[begin GIVEN RECORDS]
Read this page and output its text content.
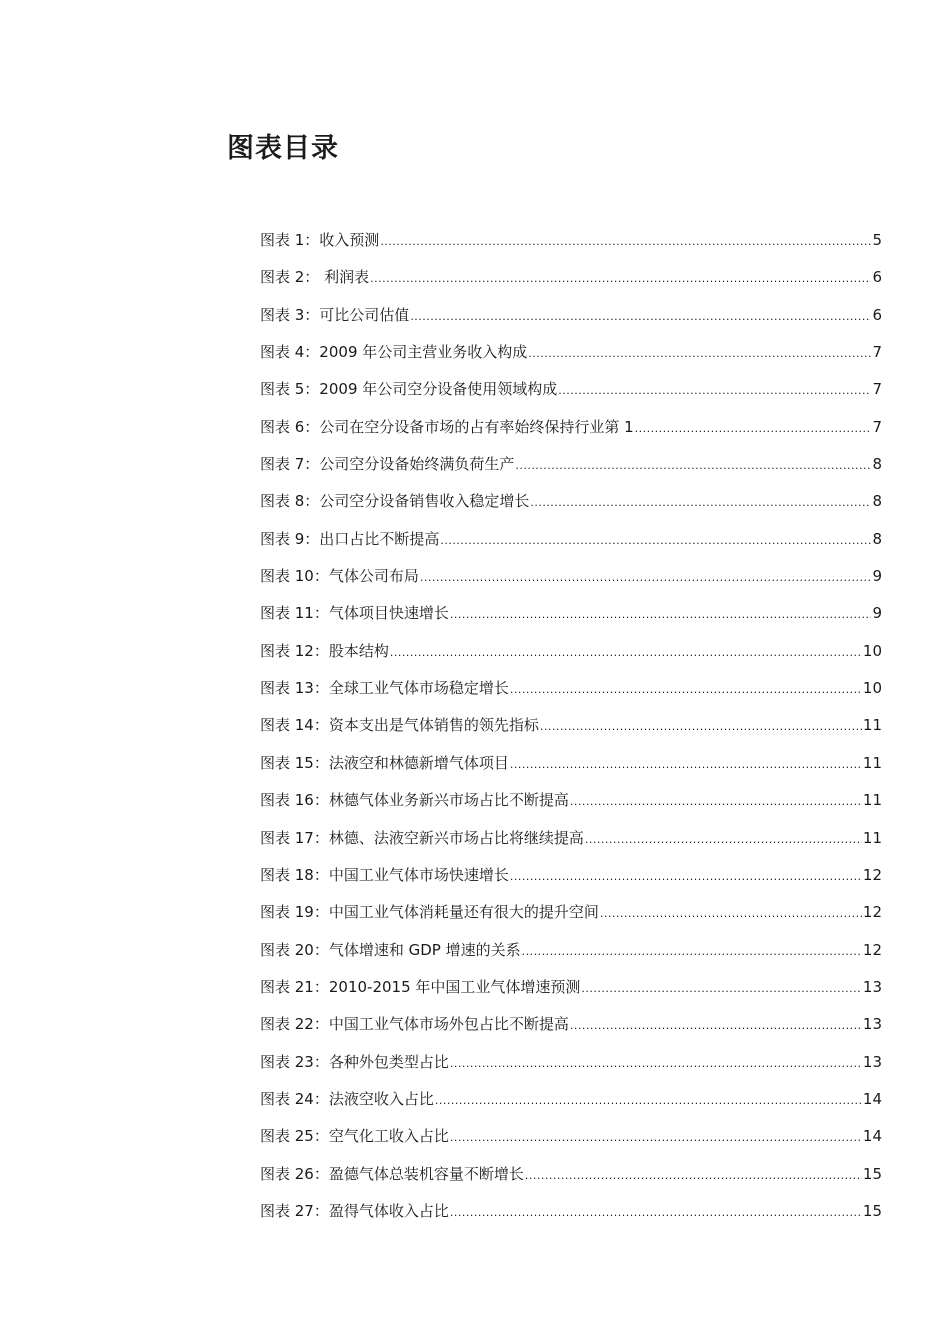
图表目录
图表 1：收入预测 .....	5
图表 2： 利润表 .....	6
图表 3：可比公司估值 .....	6
图表 4：2009 年公司主营业务收入构成 .....	7
图表 5：2009 年公司空分设备使用领域构成 .....	7
图表 6：公司在空分设备市场的占有率始终保持行业第 1 .....	7
图表 7：公司空分设备始终满负荷生产 .....	8
图表 8：公司空分设备销售收入稳定增长 .....	8
图表 9：出口占比不断提高 .....	8
图表 10：气体公司布局 .....	9
图表 11：气体项目快速增长 .....	9
图表 12：股本结构 .....	10
图表 13：全球工业气体市场稳定增长 .....	10
图表 14：资本支出是气体销售的领先指标 .....	11
图表 15：法液空和林德新增气体项目 .....	11
图表 16：林德气体业务新兴市场占比不断提高 .....	11
图表 17：林德、法液空新兴市场占比将继续提高 .....	11
图表 18：中国工业气体市场快速增长 .....	12
图表 19：中国工业气体消耗量还有很大的提升空间 .....	12
图表 20：气体增速和 GDP 增速的关系 .....	12
图表 21：2010-2015 年中国工业气体增速预测 .....	13
图表 22：中国工业气体市场外包占比不断提高 .....	13
图表 23：各种外包类型占比 .....	13
图表 24：法液空收入占比 .....	14
图表 25：空气化工收入占比 .....	14
图表 26：盈德气体总装机容量不断增长 .....	15
图表 27：盈得气体收入占比 .....	15
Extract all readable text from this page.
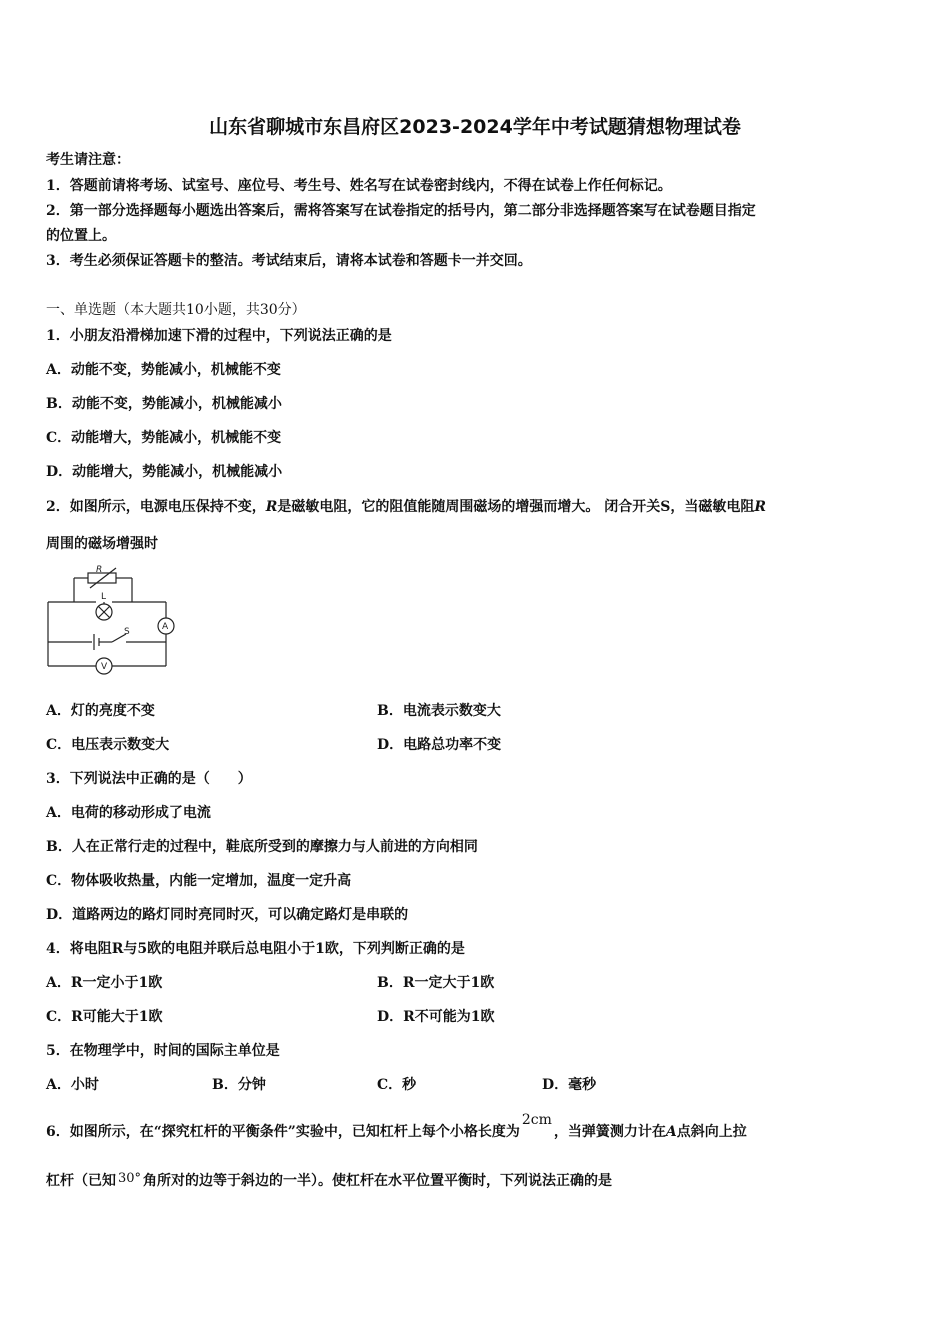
山东省聊城市东昌府区2023-2024学年中考试题猜想物理试卷
考生请注意：
1．答题前请将考场、试室号、座位号、考生号、姓名写在试卷密封线内，不得在试卷上作任何标记。
2．第一部分选择题每小题选出答案后，需将答案写在试卷指定的括号内，第二部分非选择题答案写在试卷题目指定
的位置上。
3．考生必须保证答题卡的整洁。考试结束后，请将本试卷和答题卡一并交回。
一、单选题（本大题共10小题，共30分）
1．小朋友沿滑梯加速下滑的过程中，下列说法正确的是
A．动能不变，势能减小，机械能不变
B．动能不变，势能减小，机械能减小
C．动能增大，势能减小，机械能不变
D．动能增大，势能减小，机械能减小
2．如图所示，电源电压保持不变，R是磁敏电阻，它的阻值能随周围磁场的增强而增大。 闭合开关S，当磁敏电阻R
周围的磁场增强时
R
L
A
S
V
A．灯的亮度不变	B．电流表示数变大
C．电压表示数变大	D．电路总功率不变
3．下列说法中正确的是（　　）
A．电荷的移动形成了电流
B．人在正常行走的过程中，鞋底所受到的摩擦力与人前进的方向相同
C．物体吸收热量，内能一定增加，温度一定升高
D．道路两边的路灯同时亮同时灭，可以确定路灯是串联的
4．将电阻R与5欧的电阻并联后总电阻小于1欧，下列判断正确的是
A．R一定小于1欧	B．R一定大于1欧
C．R可能大于1欧	D．R不可能为1欧
5．在物理学中，时间的国际主单位是
A．小时	B．分钟	C．秒	D．毫秒
6．如图所示，在“探究杠杆的平衡条件”实验中，已知杠杆上每个小格长度为2cm，当弹簧测力计在A点斜向上拉
杠杆（已知 30° 角所对的边等于斜边的一半）。使杠杆在水平位置平衡时，下列说法正确的是
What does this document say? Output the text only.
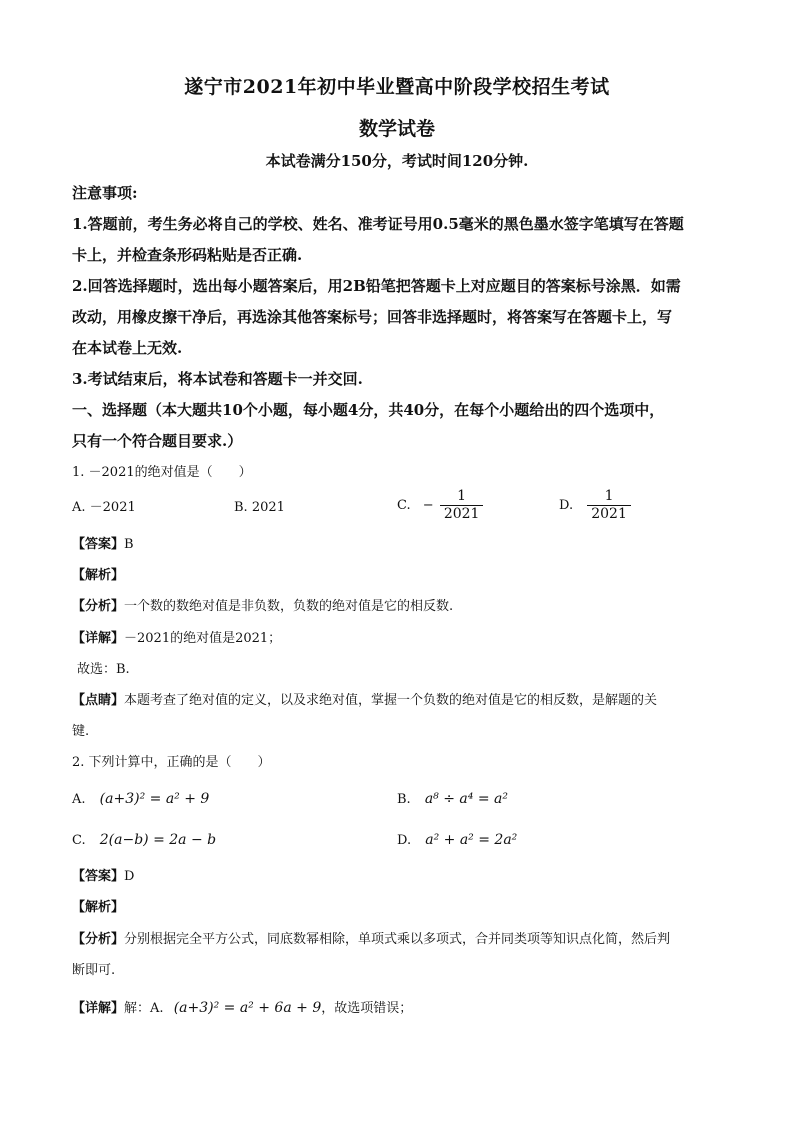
遂宁市2021年初中毕业暨高中阶段学校招生考试
数学试卷
本试卷满分150分，考试时间120分钟.
注意事项:
1.答题前，考生务必将自己的学校、姓名、准考证号用0.5毫米的黑色墨水签字笔填写在答题
卡上，并检查条形码粘贴是否正确.
2.回答选择题时，选出每小题答案后，用2B铅笔把答题卡上对应题目的答案标号涂黑．如需
改动，用橡皮擦干净后，再选涂其他答案标号；回答非选择题时，将答案写在答题卡上，写
在本试卷上无效.
3.考试结束后，将本试卷和答题卡一并交回.
一、选择题（本大题共10个小题，每小题4分，共40分，在每个小题给出的四个选项中，
只有一个符合题目要求.）
1. －2021的绝对值是（　　）
A. －2021	B. 2021	C. − $\frac{1}{2021}$	D. $\frac{1}{2021}$
【答案】B
【解析】
【分析】一个数的数绝对值是非负数，负数的绝对值是它的相反数.
【详解】－2021的绝对值是2021；
故选：B.
【点睛】本题考查了绝对值的定义，以及求绝对值，掌握一个负数的绝对值是它的相反数，是解题的关
键.
2. 下列计算中，正确的是（　　）
A. (a+3)² = a² + 9	B. a⁸ ÷ a⁴ = a²
C. 2(a−b) = 2a − b	D. a² + a² = 2a²
【答案】D
【解析】
【分析】分别根据完全平方公式，同底数幂相除，单项式乘以多项式，合并同类项等知识点化简，然后判
断即可.
【详解】解：A. (a+3)² = a² + 6a + 9，故选项错误；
[end GIVEN RECORDS]
REQUEST – Copy each line of the records precisely and drop any images they hold.

ANSWER TO THE TASK –
Read this page and output its text content.
图表目录
图表 1：收入预测 .....	5
图表 2： 利润表 .....	6
图表 3：可比公司估值 .....	6
图表 4：2009 年公司主营业务收入构成 .....	7
图表 5：2009 年公司空分设备使用领域构成 .....	7
图表 6：公司在空分设备市场的占有率始终保持行业第 1 .....	7
图表 7：公司空分设备始终满负荷生产 .....	8
图表 8：公司空分设备销售收入稳定增长 .....	8
图表 9：出口占比不断提高 .....	8
图表 10：气体公司布局 .....	9
图表 11：气体项目快速增长 .....	9
图表 12：股本结构 .....	10
图表 13：全球工业气体市场稳定增长 .....	10
图表 14：资本支出是气体销售的领先指标 .....	11
图表 15：法液空和林德新增气体项目 .....	11
图表 16：林德气体业务新兴市场占比不断提高 .....	11
图表 17：林德、法液空新兴市场占比将继续提高 .....	11
图表 18：中国工业气体市场快速增长 .....	12
图表 19：中国工业气体消耗量还有很大的提升空间 .....	12
图表 20：气体增速和 GDP 增速的关系 .....	12
图表 21：2010-2015 年中国工业气体增速预测 .....	13
图表 22：中国工业气体市场外包占比不断提高 .....	13
图表 23：各种外包类型占比 .....	13
图表 24：法液空收入占比 .....	14
图表 25：空气化工收入占比 .....	14
图表 26：盈德气体总装机容量不断增长 .....	15
图表 27：盈得气体收入占比 .....	15
Extract all readable text from this page.
山东省聊城市东昌府区2023-2024学年中考试题猜想物理试卷
考生请注意：
1．答题前请将考场、试室号、座位号、考生号、姓名写在试卷密封线内，不得在试卷上作任何标记。
2．第一部分选择题每小题选出答案后，需将答案写在试卷指定的括号内，第二部分非选择题答案写在试卷题目指定
的位置上。
3．考生必须保证答题卡的整洁。考试结束后，请将本试卷和答题卡一并交回。
一、单选题（本大题共10小题，共30分）
1．小朋友沿滑梯加速下滑的过程中，下列说法正确的是
A．动能不变，势能减小，机械能不变
B．动能不变，势能减小，机械能减小
C．动能增大，势能减小，机械能不变
D．动能增大，势能减小，机械能减小
2．如图所示，电源电压保持不变，R是磁敏电阻，它的阻值能随周围磁场的增强而增大。 闭合开关S，当磁敏电阻R
周围的磁场增强时
R
L
A
S
V
A．灯的亮度不变	B．电流表示数变大
C．电压表示数变大	D．电路总功率不变
3．下列说法中正确的是（　　）
A．电荷的移动形成了电流
B．人在正常行走的过程中，鞋底所受到的摩擦力与人前进的方向相同
C．物体吸收热量，内能一定增加，温度一定升高
D．道路两边的路灯同时亮同时灭，可以确定路灯是串联的
4．将电阻R与5欧的电阻并联后总电阻小于1欧，下列判断正确的是
A．R一定小于1欧	B．R一定大于1欧
C．R可能大于1欧	D．R不可能为1欧
5．在物理学中，时间的国际主单位是
A．小时	B．分钟	C．秒	D．毫秒
6．如图所示，在“探究杠杆的平衡条件”实验中，已知杠杆上每个小格长度为2cm，当弹簧测力计在A点斜向上拉
杠杆（已知 30° 角所对的边等于斜边的一半）。使杠杆在水平位置平衡时，下列说法正确的是
What does this document say? Output the text only.
遂宁市2021年初中毕业暨高中阶段学校招生考试
数学试卷
本试卷满分150分，考试时间120分钟.
注意事项:
1.答题前，考生务必将自己的学校、姓名、准考证号用0.5毫米的黑色墨水签字笔填写在答题
卡上，并检查条形码粘贴是否正确.
2.回答选择题时，选出每小题答案后，用2B铅笔把答题卡上对应题目的答案标号涂黑．如需
改动，用橡皮擦干净后，再选涂其他答案标号；回答非选择题时，将答案写在答题卡上，写
在本试卷上无效.
3.考试结束后，将本试卷和答题卡一并交回.
一、选择题（本大题共10个小题，每小题4分，共40分，在每个小题给出的四个选项中，
只有一个符合题目要求.）
1. －2021的绝对值是（　　）
A. －2021	B. 2021	C. − $\frac{1}{2021}$	D. $\frac{1}{2021}$
【答案】B
【解析】
【分析】一个数的数绝对值是非负数，负数的绝对值是它的相反数.
【详解】－2021的绝对值是2021；
故选：B.
【点睛】本题考查了绝对值的定义，以及求绝对值，掌握一个负数的绝对值是它的相反数，是解题的关
键.
2. 下列计算中，正确的是（　　）
A. (a+3)² = a² + 9	B. a⁸ ÷ a⁴ = a²
C. 2(a−b) = 2a − b	D. a² + a² = 2a²
【答案】D
【解析】
【分析】分别根据完全平方公式，同底数幂相除，单项式乘以多项式，合并同类项等知识点化简，然后判
断即可.
【详解】解：A. (a+3)² = a² + 6a + 9，故选项错误；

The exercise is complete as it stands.